[Dataset items]
───

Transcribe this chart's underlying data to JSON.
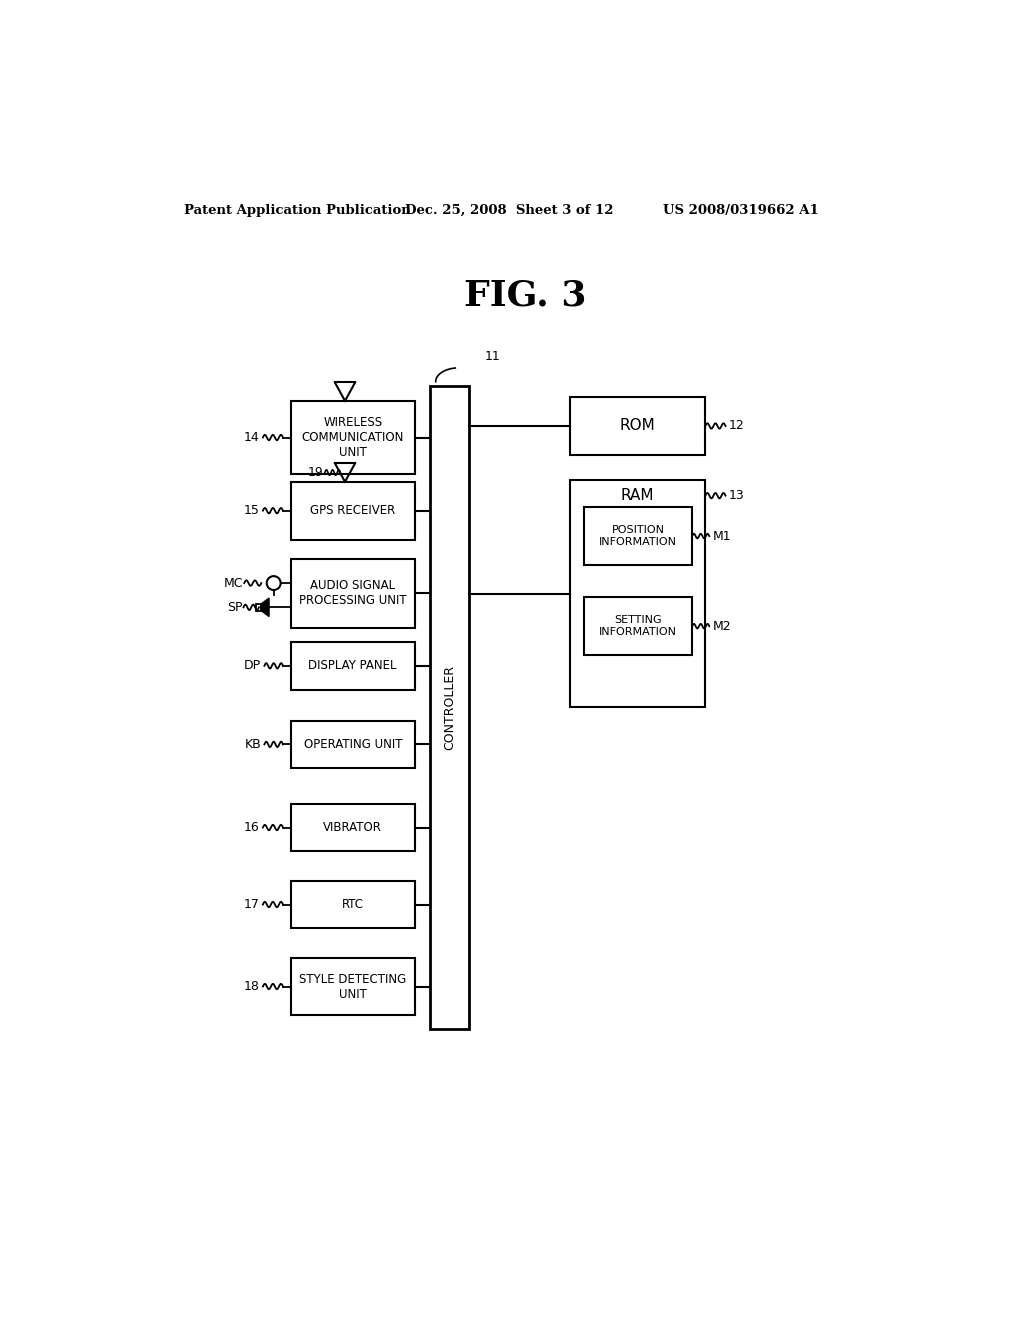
{
  "bg_color": "#ffffff",
  "header_left": "Patent Application Publication",
  "header_mid": "Dec. 25, 2008  Sheet 3 of 12",
  "header_right": "US 2008/0319662 A1",
  "fig_title": "FIG. 3",
  "left_boxes": [
    {
      "label": "WIRELESS\nCOMMUNICATION\nUNIT",
      "ref": "14",
      "has_antenna": true,
      "antenna_ref": null
    },
    {
      "label": "GPS RECEIVER",
      "ref": "15",
      "has_antenna": true,
      "antenna_ref": "19"
    },
    {
      "label": "AUDIO SIGNAL\nPROCESSING UNIT",
      "ref": null,
      "has_antenna": false,
      "antenna_ref": null
    },
    {
      "label": "DISPLAY PANEL",
      "ref": null,
      "has_antenna": false,
      "antenna_ref": null
    },
    {
      "label": "OPERATING UNIT",
      "ref": null,
      "has_antenna": false,
      "antenna_ref": null
    },
    {
      "label": "VIBRATOR",
      "ref": "16",
      "has_antenna": false,
      "antenna_ref": null
    },
    {
      "label": "RTC",
      "ref": "17",
      "has_antenna": false,
      "antenna_ref": null
    },
    {
      "label": "STYLE DETECTING\nUNIT",
      "ref": "18",
      "has_antenna": false,
      "antenna_ref": null
    }
  ],
  "controller_label": "CONTROLLER",
  "controller_ref": "11",
  "rom_label": "ROM",
  "rom_ref": "12",
  "ram_label": "RAM",
  "ram_ref": "13",
  "sub_boxes": [
    {
      "label": "POSITION\nINFORMATION",
      "ref": "M1"
    },
    {
      "label": "SETTING\nINFORMATION",
      "ref": "M2"
    }
  ],
  "mc_label": "MC",
  "sp_label": "SP",
  "dp_label": "DP",
  "kb_label": "KB"
}
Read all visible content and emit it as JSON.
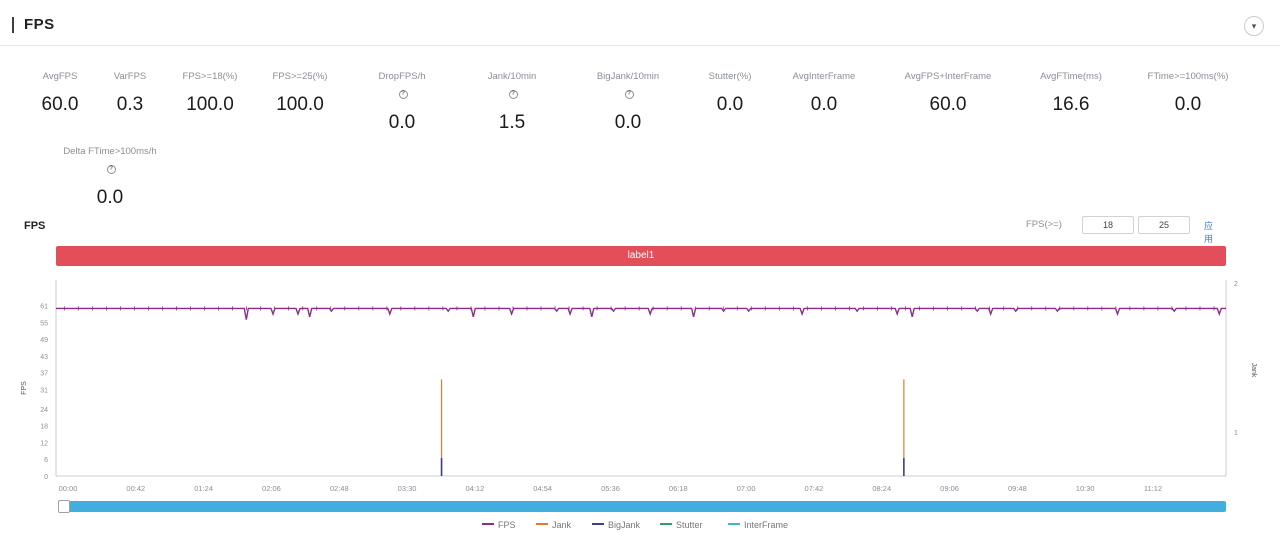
{
  "header": {
    "title": "FPS",
    "collapse_icon": "chevron-down-icon"
  },
  "stats": [
    {
      "label": "AvgFPS",
      "value": "60.0",
      "info": false
    },
    {
      "label": "VarFPS",
      "value": "0.3",
      "info": false
    },
    {
      "label": "FPS>=18(%)",
      "value": "100.0",
      "info": false
    },
    {
      "label": "FPS>=25(%)",
      "value": "100.0",
      "info": false
    },
    {
      "label": "DropFPS/h",
      "value": "0.0",
      "info": true
    },
    {
      "label": "Jank/10min",
      "value": "1.5",
      "info": true
    },
    {
      "label": "BigJank/10min",
      "value": "0.0",
      "info": true
    },
    {
      "label": "Stutter(%)",
      "value": "0.0",
      "info": false
    },
    {
      "label": "AvgInterFrame",
      "value": "0.0",
      "info": false
    },
    {
      "label": "AvgFPS+InterFrame",
      "value": "60.0",
      "info": false
    },
    {
      "label": "AvgFTime(ms)",
      "value": "16.6",
      "info": false
    },
    {
      "label": "FTime>=100ms(%)",
      "value": "0.0",
      "info": false
    },
    {
      "label": "Delta FTime>100ms/h",
      "value": "0.0",
      "info": true
    }
  ],
  "chart_title": "FPS",
  "fps_threshold": {
    "label": "FPS(>=)",
    "value1": "18",
    "value2": "25",
    "apply_label": "应用"
  },
  "scene_label": "label1",
  "legend": [
    {
      "name": "FPS",
      "color": "#8e2b8a"
    },
    {
      "name": "Jank",
      "color": "#e07a2e"
    },
    {
      "name": "BigJank",
      "color": "#3a3f9a"
    },
    {
      "name": "Stutter",
      "color": "#2e9e6a"
    },
    {
      "name": "InterFrame",
      "color": "#3fb7c9"
    }
  ],
  "chart_data": {
    "type": "line",
    "title": "FPS",
    "ylabel": "FPS",
    "y2label": "Jank",
    "ylim": [
      0,
      63
    ],
    "y_ticks": [
      0,
      6,
      12,
      18,
      24,
      31,
      37,
      43,
      49,
      55,
      61
    ],
    "y2lim": [
      0,
      2
    ],
    "y2_ticks": [
      1,
      2
    ],
    "x_ticks": [
      "00:00",
      "00:42",
      "01:24",
      "02:06",
      "02:48",
      "03:30",
      "04:12",
      "04:54",
      "05:36",
      "06:18",
      "07:00",
      "07:42",
      "08:24",
      "09:06",
      "09:48",
      "10:30",
      "11:12"
    ],
    "x_range_seconds": [
      0,
      701
    ],
    "grid": false,
    "series": [
      {
        "name": "FPS",
        "baseline": 60,
        "dips": [
          [
            114,
            56
          ],
          [
            130,
            58
          ],
          [
            145,
            58
          ],
          [
            152,
            57
          ],
          [
            165,
            59
          ],
          [
            200,
            58
          ],
          [
            235,
            59
          ],
          [
            250,
            57
          ],
          [
            273,
            58
          ],
          [
            300,
            59
          ],
          [
            308,
            58
          ],
          [
            321,
            57
          ],
          [
            334,
            59
          ],
          [
            356,
            58
          ],
          [
            382,
            57
          ],
          [
            400,
            59
          ],
          [
            415,
            59
          ],
          [
            447,
            58
          ],
          [
            480,
            59
          ],
          [
            504,
            58
          ],
          [
            513,
            57
          ],
          [
            552,
            59
          ],
          [
            560,
            58
          ],
          [
            575,
            59
          ],
          [
            600,
            59
          ],
          [
            636,
            58
          ],
          [
            670,
            59
          ],
          [
            697,
            58
          ]
        ]
      },
      {
        "name": "Jank",
        "points": [
          [
            231,
            1
          ],
          [
            508,
            1
          ]
        ]
      },
      {
        "name": "BigJank",
        "points": [
          [
            231,
            0.2
          ],
          [
            508,
            0.2
          ]
        ]
      }
    ]
  }
}
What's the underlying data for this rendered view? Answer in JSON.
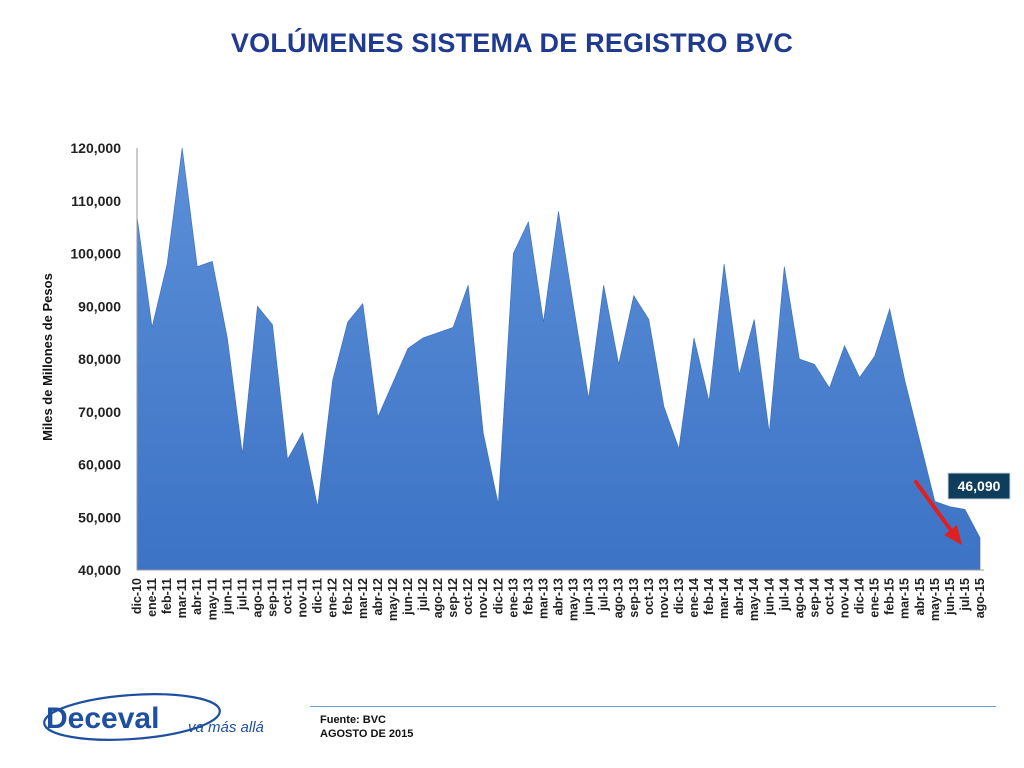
{
  "slide": {
    "title": "VOLÚMENES SISTEMA DE REGISTRO BVC",
    "source_line1": "Fuente: BVC",
    "source_line2": "AGOSTO DE 2015",
    "logo_text": "Deceval",
    "logo_tagline": "va más allá",
    "callout_value": "46,090"
  },
  "colors": {
    "title": "#1f3a8f",
    "area_fill_top": "#5b8fd8",
    "area_fill_bottom": "#3d73c5",
    "callout_bg": "#0f3d5c",
    "arrow": "#e02020",
    "brand": "#1f4fa0"
  },
  "chart_data": {
    "type": "area",
    "title": "VOLÚMENES SISTEMA DE REGISTRO BVC",
    "xlabel": "",
    "ylabel": "Miles de Millones de Pesos",
    "ylim": [
      40000,
      120000
    ],
    "yticks": [
      "40,000",
      "50,000",
      "60,000",
      "70,000",
      "80,000",
      "90,000",
      "100,000",
      "110,000",
      "120,000"
    ],
    "grid": false,
    "legend": "none",
    "categories": [
      "dic-10",
      "ene-11",
      "feb-11",
      "mar-11",
      "abr-11",
      "may-11",
      "jun-11",
      "jul-11",
      "ago-11",
      "sep-11",
      "oct-11",
      "nov-11",
      "dic-11",
      "ene-12",
      "feb-12",
      "mar-12",
      "abr-12",
      "may-12",
      "jun-12",
      "jul-12",
      "ago-12",
      "sep-12",
      "oct-12",
      "nov-12",
      "dic-12",
      "ene-13",
      "feb-13",
      "mar-13",
      "abr-13",
      "may-13",
      "jun-13",
      "jul-13",
      "ago-13",
      "sep-13",
      "oct-13",
      "nov-13",
      "dic-13",
      "ene-14",
      "feb-14",
      "mar-14",
      "abr-14",
      "may-14",
      "jun-14",
      "jul-14",
      "ago-14",
      "sep-14",
      "oct-14",
      "nov-14",
      "dic-14",
      "ene-15",
      "feb-15",
      "mar-15",
      "abr-15",
      "may-15",
      "jun-15",
      "jul-15",
      "ago-15"
    ],
    "series": [
      {
        "values": [
          107000,
          86000,
          98000,
          120000,
          97500,
          98500,
          84000,
          62000,
          90000,
          86500,
          61000,
          66000,
          52000,
          76000,
          87000,
          90500,
          69000,
          75500,
          82000,
          84000,
          85000,
          86000,
          94000,
          66000,
          52500,
          100000,
          106000,
          87000,
          108000,
          90000,
          72500,
          94000,
          79000,
          92000,
          87500,
          71000,
          63000,
          84000,
          72000,
          98000,
          77000,
          87500,
          66000,
          97500,
          80000,
          79000,
          74500,
          82500,
          76500,
          80500,
          89500,
          76000,
          64500,
          53000,
          52000,
          51500,
          46090
        ]
      }
    ],
    "annotations": [
      {
        "text": "46,090",
        "category": "ago-15"
      }
    ]
  }
}
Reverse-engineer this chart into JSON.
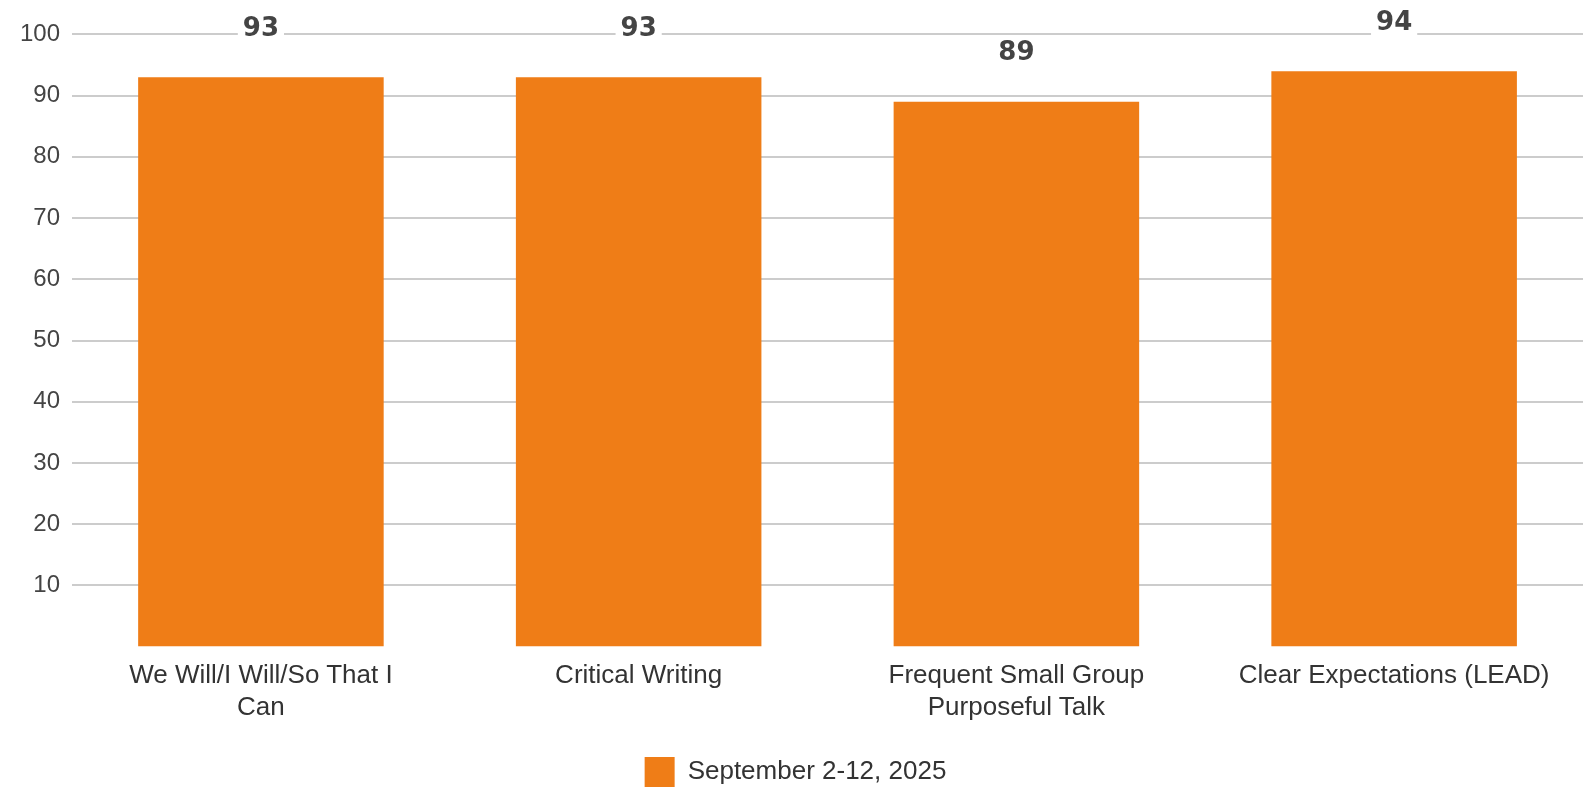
{
  "chart_data": {
    "type": "bar",
    "categories": [
      "We Will/I Will/So That I Can",
      "Critical Writing",
      "Frequent Small Group Purposeful Talk",
      "Clear Expectations (LEAD)"
    ],
    "series": [
      {
        "name": "September 2-12, 2025",
        "color": "#ef7d17",
        "values": [
          93,
          93,
          89,
          94
        ]
      }
    ],
    "ylim": [
      0,
      100
    ],
    "yticks": [
      10,
      20,
      30,
      40,
      50,
      60,
      70,
      80,
      90,
      100
    ],
    "grid": "y",
    "legend": "bottom",
    "data_labels": true
  }
}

───

▸ **What you are asked to do**
With pictures left out, repeat exactly the lines from the line bearing "Reverse-engineer this chart into JSON." through the final line of the records above.

▸ **Output for this task**
Reverse-engineer this chart into JSON.
{
  "chart_data": {
    "type": "bar",
    "categories": [
      "We Will/I Will/So That I Can",
      "Critical Writing",
      "Frequent Small Group Purposeful Talk",
      "Clear Expectations (LEAD)"
    ],
    "series": [
      {
        "name": "September 2-12, 2025",
        "color": "#ef7d17",
        "values": [
          93,
          93,
          89,
          94
        ]
      }
    ],
    "ylim": [
      0,
      100
    ],
    "yticks": [
      10,
      20,
      30,
      40,
      50,
      60,
      70,
      80,
      90,
      100
    ],
    "grid": "y",
    "legend": "bottom",
    "data_labels": true
  }
}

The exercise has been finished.